**WHAT NEEDS TO BE DONE:** Find and copy lines holding "ylabel".

--- Start INFORMATION SUPPLIED ---

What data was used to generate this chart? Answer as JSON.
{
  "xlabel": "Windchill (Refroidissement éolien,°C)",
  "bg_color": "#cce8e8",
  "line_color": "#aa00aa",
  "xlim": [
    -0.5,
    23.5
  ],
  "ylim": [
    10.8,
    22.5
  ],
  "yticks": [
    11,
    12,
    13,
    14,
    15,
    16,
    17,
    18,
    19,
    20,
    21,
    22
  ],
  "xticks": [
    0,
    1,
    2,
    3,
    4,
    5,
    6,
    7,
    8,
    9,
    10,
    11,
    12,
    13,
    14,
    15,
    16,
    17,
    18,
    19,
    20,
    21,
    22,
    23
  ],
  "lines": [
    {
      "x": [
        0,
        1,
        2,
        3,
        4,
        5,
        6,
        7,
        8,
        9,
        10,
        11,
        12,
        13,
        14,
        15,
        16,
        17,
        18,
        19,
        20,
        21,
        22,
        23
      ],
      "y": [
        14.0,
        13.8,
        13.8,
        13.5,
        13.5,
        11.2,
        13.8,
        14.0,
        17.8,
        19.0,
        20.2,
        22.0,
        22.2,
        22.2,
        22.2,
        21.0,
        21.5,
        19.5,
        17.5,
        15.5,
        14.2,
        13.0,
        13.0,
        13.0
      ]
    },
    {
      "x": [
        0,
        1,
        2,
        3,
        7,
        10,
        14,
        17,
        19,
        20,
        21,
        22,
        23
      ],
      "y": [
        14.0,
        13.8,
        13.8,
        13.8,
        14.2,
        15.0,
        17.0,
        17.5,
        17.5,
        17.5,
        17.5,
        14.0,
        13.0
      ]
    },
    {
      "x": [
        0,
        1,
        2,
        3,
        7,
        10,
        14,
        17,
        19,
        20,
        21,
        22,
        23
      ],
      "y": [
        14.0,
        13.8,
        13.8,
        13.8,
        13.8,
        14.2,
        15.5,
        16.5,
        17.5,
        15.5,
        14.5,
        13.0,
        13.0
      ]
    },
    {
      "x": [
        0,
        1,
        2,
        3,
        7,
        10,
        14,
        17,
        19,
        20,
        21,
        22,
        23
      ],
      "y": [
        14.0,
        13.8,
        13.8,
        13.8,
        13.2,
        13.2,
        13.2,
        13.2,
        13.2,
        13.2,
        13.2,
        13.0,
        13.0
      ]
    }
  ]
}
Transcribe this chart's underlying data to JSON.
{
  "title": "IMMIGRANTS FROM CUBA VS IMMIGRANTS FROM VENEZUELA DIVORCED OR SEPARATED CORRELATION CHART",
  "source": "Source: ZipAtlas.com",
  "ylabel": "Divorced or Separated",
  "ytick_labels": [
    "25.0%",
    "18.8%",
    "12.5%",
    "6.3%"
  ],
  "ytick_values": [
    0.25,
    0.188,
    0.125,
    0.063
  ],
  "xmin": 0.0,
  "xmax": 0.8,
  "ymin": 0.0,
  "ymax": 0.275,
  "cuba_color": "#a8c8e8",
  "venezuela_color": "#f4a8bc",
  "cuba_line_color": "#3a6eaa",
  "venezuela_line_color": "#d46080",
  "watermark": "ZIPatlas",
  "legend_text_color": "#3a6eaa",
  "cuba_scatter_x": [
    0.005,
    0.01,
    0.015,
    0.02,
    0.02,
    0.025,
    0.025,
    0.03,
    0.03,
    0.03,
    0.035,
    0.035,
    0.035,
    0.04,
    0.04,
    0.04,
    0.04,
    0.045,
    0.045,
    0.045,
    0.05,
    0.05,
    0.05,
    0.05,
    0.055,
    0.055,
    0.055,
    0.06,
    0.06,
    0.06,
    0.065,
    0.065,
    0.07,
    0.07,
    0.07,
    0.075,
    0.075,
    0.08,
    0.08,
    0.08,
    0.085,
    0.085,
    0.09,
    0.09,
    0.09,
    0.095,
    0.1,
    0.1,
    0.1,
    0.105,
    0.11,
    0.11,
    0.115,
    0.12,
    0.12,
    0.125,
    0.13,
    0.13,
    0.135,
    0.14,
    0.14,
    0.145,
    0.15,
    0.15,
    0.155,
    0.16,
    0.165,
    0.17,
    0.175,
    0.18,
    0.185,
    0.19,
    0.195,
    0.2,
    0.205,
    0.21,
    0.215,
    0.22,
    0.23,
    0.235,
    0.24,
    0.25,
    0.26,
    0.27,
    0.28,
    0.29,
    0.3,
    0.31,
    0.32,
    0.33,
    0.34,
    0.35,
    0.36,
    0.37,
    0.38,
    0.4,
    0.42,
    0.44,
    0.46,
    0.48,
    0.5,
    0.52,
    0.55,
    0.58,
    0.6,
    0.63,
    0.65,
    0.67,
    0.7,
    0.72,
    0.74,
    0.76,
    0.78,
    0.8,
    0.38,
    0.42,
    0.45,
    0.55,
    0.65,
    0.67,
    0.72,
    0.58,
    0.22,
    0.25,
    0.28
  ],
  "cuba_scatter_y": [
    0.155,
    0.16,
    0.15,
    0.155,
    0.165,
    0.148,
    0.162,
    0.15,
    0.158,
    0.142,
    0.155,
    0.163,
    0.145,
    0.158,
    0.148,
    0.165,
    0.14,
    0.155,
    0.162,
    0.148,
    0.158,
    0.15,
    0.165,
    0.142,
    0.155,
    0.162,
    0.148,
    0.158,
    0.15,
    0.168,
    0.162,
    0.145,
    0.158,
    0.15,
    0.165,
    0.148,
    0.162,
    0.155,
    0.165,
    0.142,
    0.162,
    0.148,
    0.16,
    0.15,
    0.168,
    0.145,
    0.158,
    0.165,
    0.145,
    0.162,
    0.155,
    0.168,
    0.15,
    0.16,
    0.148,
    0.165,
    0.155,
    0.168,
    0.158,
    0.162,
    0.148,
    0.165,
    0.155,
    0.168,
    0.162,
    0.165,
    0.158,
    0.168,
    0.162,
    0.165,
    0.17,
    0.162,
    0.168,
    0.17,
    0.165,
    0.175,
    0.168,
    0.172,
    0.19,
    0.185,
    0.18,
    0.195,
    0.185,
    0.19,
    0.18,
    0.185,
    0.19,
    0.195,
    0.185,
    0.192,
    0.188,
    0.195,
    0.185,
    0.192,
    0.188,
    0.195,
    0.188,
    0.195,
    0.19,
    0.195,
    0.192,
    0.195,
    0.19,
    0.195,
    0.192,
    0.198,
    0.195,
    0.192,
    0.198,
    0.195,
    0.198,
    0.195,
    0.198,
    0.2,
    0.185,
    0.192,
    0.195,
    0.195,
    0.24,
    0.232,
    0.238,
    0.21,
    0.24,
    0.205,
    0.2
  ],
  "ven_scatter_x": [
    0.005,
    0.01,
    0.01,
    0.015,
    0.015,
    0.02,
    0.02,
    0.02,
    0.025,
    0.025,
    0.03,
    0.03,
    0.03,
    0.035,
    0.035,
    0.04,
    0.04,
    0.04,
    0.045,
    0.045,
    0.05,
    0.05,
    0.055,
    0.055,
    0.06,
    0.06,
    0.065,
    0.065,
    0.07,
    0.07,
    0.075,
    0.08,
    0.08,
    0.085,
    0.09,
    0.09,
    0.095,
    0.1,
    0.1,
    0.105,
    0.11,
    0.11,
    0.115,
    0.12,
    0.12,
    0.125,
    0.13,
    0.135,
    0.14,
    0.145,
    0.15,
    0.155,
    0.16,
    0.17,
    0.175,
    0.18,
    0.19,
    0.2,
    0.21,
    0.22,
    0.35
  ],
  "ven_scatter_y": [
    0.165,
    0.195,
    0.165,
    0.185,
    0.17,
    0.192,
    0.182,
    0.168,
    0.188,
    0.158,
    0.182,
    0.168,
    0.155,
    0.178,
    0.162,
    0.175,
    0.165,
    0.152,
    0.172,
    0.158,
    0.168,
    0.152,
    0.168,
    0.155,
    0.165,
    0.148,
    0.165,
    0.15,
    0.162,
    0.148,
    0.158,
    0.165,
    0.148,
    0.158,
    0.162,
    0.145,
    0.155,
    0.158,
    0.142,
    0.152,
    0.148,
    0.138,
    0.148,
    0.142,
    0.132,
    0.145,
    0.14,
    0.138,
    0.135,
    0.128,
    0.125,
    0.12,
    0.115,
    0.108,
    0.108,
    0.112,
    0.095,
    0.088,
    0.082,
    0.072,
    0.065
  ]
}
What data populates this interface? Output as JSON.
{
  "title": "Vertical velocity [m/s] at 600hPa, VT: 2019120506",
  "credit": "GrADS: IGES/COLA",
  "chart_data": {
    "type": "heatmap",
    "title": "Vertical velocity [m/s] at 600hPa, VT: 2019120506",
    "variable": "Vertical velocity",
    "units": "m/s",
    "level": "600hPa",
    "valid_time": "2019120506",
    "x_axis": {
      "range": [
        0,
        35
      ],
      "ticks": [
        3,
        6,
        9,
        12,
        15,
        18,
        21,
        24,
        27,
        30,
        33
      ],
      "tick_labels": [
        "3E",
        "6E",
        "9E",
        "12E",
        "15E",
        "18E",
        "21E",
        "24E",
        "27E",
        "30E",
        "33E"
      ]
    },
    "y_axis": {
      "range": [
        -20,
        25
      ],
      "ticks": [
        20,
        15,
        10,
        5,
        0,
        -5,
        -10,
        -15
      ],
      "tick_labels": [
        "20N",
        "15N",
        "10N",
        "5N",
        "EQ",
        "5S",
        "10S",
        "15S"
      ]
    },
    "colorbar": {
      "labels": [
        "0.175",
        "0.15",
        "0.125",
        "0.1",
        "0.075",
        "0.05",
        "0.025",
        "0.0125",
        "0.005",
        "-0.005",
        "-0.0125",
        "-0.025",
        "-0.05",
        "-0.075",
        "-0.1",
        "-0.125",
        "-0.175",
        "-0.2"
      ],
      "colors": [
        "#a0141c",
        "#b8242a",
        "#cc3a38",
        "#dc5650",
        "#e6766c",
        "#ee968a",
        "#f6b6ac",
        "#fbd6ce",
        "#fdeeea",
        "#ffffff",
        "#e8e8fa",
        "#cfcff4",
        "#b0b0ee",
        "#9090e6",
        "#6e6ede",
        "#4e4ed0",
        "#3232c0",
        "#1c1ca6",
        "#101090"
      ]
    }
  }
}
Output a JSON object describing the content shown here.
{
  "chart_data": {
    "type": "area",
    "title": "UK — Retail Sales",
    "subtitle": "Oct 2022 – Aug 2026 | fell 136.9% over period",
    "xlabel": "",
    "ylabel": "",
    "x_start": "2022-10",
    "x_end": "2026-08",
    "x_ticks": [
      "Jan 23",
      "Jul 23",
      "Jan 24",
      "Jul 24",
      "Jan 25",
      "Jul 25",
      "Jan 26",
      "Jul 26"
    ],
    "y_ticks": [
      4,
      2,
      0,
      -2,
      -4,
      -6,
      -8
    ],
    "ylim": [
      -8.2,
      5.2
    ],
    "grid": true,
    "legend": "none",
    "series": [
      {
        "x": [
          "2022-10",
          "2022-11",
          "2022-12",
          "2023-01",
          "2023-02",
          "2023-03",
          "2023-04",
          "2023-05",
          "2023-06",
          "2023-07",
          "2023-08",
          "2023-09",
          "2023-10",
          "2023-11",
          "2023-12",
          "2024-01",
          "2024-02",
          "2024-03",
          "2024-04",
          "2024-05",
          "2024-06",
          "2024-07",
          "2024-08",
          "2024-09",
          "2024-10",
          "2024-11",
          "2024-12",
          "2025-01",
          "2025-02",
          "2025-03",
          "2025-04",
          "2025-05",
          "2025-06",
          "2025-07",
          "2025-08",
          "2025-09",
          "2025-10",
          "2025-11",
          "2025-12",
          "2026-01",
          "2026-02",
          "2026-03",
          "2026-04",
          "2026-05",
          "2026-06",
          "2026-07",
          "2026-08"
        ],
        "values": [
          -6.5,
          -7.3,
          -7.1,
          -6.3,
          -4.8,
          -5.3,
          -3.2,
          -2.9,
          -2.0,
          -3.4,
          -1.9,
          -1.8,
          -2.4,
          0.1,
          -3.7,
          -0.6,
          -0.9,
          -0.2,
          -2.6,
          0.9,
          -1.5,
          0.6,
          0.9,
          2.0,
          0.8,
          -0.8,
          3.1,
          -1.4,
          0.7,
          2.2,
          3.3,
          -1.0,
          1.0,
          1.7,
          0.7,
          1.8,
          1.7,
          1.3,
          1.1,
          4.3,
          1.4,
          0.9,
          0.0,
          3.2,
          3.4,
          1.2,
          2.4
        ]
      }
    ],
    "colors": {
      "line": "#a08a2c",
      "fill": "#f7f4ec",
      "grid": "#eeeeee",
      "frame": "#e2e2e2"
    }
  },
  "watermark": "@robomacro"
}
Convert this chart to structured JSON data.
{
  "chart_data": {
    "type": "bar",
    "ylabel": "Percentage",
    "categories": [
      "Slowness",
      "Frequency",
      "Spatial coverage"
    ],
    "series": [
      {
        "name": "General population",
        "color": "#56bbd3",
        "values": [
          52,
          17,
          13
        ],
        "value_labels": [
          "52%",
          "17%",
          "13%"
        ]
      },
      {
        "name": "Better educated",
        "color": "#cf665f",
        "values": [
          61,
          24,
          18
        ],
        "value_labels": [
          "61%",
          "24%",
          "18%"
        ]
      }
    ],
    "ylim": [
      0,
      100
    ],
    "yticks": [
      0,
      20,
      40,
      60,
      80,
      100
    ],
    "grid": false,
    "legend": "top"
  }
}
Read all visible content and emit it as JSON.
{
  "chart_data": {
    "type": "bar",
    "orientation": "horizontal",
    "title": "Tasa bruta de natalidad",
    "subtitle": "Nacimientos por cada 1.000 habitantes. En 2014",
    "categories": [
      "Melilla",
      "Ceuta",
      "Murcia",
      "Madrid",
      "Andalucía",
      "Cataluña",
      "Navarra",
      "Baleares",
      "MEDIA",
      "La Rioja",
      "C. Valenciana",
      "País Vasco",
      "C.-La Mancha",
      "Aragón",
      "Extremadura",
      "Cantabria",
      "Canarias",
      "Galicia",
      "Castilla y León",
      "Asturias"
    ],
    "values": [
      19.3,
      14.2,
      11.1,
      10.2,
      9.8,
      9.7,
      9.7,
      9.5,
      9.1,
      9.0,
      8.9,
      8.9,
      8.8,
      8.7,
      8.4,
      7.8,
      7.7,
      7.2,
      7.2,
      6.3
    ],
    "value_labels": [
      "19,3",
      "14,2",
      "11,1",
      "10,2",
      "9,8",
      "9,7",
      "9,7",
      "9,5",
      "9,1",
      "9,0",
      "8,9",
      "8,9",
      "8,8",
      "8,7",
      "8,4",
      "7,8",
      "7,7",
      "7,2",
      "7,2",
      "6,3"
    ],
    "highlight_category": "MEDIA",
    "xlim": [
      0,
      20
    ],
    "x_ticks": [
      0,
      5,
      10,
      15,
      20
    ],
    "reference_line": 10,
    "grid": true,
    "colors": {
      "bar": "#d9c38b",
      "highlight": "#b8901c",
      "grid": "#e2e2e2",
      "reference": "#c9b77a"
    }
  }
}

--- End INFORMATION SUPPLIED ---

**SOLUTION TO THIS PROBLEM:**
  "ylabel": "Divorced or Separated",
    "ylabel": "",
    "ylabel": "Percentage",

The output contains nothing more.